* [Short problem]: Locate the string "name" in the listing below. Copy every line where it is found.

--- Input data ---

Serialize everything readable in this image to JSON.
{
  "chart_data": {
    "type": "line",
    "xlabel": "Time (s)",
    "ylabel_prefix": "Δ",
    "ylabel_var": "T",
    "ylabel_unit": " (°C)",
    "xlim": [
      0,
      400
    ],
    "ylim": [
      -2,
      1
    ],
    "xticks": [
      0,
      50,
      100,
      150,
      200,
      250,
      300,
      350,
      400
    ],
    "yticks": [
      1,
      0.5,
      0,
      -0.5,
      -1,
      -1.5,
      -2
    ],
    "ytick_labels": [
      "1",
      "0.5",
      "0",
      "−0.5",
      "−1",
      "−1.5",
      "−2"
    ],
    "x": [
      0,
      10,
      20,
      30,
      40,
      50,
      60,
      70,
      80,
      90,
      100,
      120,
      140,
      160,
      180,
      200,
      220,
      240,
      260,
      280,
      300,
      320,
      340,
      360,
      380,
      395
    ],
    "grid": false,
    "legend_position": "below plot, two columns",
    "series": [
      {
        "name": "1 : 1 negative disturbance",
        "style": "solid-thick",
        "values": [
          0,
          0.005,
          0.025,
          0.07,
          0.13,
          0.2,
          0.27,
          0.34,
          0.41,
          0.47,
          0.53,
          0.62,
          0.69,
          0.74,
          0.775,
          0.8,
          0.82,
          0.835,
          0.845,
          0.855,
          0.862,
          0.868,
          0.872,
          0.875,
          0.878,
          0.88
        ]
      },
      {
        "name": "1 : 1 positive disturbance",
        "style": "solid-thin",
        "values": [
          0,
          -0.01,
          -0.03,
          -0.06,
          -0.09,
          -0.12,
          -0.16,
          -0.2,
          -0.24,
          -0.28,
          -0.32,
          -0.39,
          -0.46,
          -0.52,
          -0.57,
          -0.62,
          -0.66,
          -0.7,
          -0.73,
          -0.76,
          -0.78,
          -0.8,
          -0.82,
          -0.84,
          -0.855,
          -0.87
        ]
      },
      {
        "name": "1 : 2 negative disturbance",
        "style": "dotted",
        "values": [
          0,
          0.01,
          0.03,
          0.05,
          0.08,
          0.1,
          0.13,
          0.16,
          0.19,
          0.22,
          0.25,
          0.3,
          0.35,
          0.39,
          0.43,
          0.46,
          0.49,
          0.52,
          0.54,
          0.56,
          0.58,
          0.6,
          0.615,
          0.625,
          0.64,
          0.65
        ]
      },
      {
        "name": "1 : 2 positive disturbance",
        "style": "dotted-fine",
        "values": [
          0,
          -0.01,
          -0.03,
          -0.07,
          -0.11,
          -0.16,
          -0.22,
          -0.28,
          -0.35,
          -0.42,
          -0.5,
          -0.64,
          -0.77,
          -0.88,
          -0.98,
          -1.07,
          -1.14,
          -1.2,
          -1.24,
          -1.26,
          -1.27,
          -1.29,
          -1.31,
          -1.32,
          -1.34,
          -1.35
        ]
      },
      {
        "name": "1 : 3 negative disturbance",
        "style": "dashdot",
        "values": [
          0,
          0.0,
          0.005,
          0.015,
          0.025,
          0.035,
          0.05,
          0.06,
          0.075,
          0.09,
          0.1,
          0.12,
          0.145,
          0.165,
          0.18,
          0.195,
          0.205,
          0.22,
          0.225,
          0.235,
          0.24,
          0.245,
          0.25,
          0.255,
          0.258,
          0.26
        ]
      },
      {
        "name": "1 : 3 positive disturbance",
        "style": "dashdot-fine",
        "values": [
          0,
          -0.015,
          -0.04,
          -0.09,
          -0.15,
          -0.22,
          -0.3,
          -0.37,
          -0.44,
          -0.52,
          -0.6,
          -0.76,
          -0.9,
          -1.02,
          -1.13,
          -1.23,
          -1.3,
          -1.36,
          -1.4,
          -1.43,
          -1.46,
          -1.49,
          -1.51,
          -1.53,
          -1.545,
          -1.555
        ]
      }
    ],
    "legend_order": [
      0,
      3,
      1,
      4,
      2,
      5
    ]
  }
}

---

* [Solution to the problem]:
        "name": "1 : 1 negative disturbance",
        "name": "1 : 1 positive disturbance",
        "name": "1 : 2 negative disturbance",
        "name": "1 : 2 positive disturbance",
        "name": "1 : 3 negative disturbance",
        "name": "1 : 3 positive disturbance",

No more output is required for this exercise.